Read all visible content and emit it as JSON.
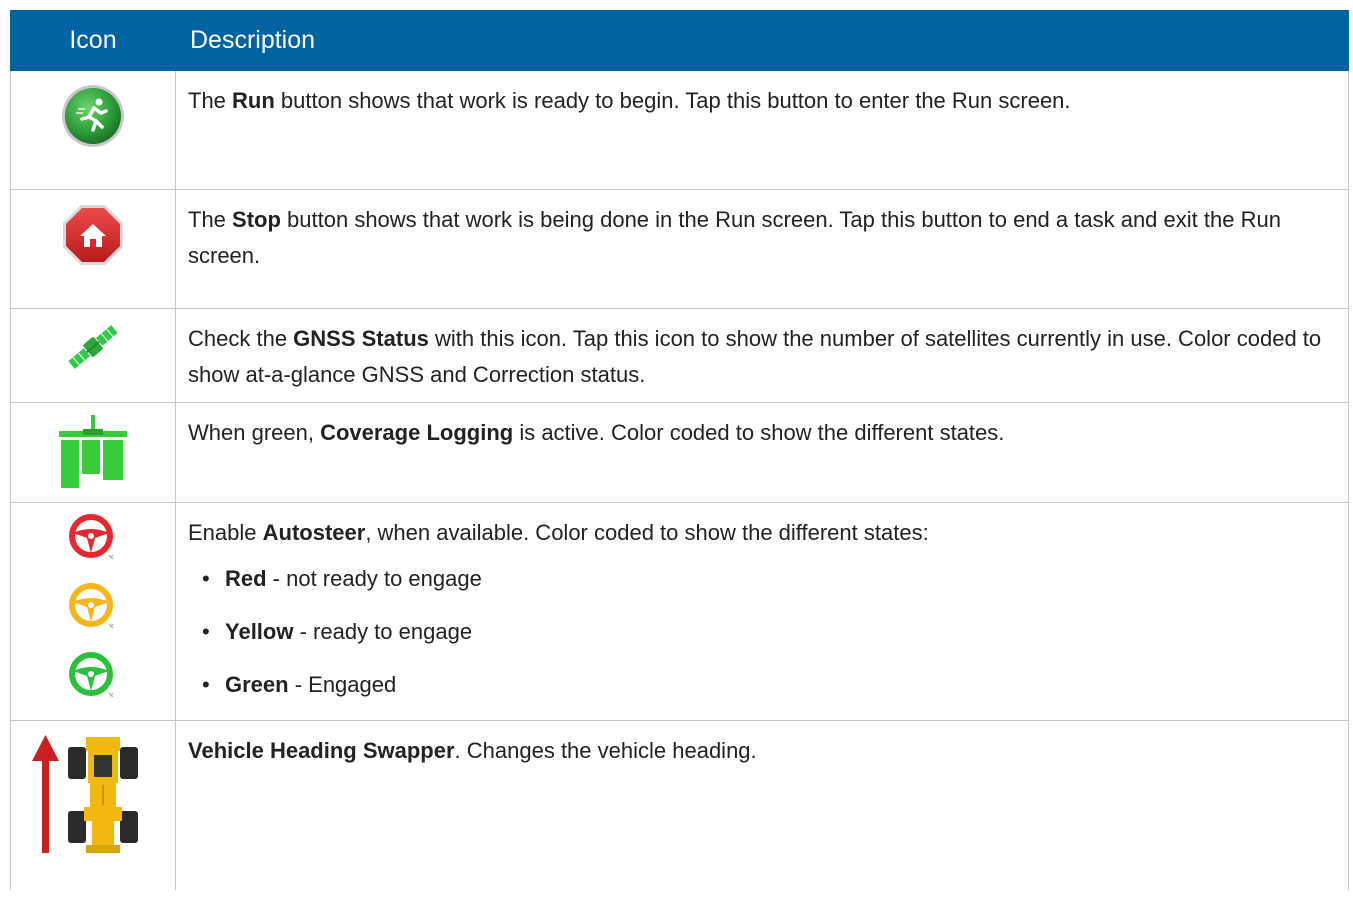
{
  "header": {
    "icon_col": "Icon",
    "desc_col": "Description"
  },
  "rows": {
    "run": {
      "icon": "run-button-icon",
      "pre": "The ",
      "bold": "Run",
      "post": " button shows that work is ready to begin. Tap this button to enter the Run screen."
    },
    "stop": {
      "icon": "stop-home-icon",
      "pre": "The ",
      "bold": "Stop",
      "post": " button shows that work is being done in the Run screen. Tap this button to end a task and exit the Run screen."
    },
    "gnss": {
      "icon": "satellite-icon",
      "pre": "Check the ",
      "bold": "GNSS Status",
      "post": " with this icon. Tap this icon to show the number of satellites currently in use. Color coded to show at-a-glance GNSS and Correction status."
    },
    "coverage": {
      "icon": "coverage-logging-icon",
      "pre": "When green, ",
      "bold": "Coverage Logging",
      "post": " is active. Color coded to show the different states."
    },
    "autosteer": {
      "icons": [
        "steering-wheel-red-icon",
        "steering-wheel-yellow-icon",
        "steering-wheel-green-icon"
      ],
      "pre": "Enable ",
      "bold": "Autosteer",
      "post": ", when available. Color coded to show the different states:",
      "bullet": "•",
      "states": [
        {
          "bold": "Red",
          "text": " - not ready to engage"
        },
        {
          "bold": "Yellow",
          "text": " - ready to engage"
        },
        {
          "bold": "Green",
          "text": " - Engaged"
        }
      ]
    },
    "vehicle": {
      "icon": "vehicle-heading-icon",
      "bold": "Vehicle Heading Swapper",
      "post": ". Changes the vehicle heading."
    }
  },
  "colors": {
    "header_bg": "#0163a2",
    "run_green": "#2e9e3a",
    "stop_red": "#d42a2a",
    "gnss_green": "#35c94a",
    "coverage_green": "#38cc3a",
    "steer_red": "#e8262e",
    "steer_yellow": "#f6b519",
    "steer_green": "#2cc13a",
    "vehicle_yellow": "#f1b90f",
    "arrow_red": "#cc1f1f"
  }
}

• • •

Omit every picture, then reproduce the rest of the listing exactly.

### RESPONSE TO THE EXERCISE
Read all visible content and emit it as JSON.
{
  "header": {
    "icon_col": "Icon",
    "desc_col": "Description"
  },
  "rows": {
    "run": {
      "icon": "run-button-icon",
      "pre": "The ",
      "bold": "Run",
      "post": " button shows that work is ready to begin. Tap this button to enter the Run screen."
    },
    "stop": {
      "icon": "stop-home-icon",
      "pre": "The ",
      "bold": "Stop",
      "post": " button shows that work is being done in the Run screen. Tap this button to end a task and exit the Run screen."
    },
    "gnss": {
      "icon": "satellite-icon",
      "pre": "Check the ",
      "bold": "GNSS Status",
      "post": " with this icon. Tap this icon to show the number of satellites currently in use. Color coded to show at-a-glance GNSS and Correction status."
    },
    "coverage": {
      "icon": "coverage-logging-icon",
      "pre": "When green, ",
      "bold": "Coverage Logging",
      "post": " is active. Color coded to show the different states."
    },
    "autosteer": {
      "icons": [
        "steering-wheel-red-icon",
        "steering-wheel-yellow-icon",
        "steering-wheel-green-icon"
      ],
      "pre": "Enable ",
      "bold": "Autosteer",
      "post": ", when available. Color coded to show the different states:",
      "bullet": "•",
      "states": [
        {
          "bold": "Red",
          "text": " - not ready to engage"
        },
        {
          "bold": "Yellow",
          "text": " - ready to engage"
        },
        {
          "bold": "Green",
          "text": " - Engaged"
        }
      ]
    },
    "vehicle": {
      "icon": "vehicle-heading-icon",
      "bold": "Vehicle Heading Swapper",
      "post": ". Changes the vehicle heading."
    }
  },
  "colors": {
    "header_bg": "#0163a2",
    "run_green": "#2e9e3a",
    "stop_red": "#d42a2a",
    "gnss_green": "#35c94a",
    "coverage_green": "#38cc3a",
    "steer_red": "#e8262e",
    "steer_yellow": "#f6b519",
    "steer_green": "#2cc13a",
    "vehicle_yellow": "#f1b90f",
    "arrow_red": "#cc1f1f"
  }
}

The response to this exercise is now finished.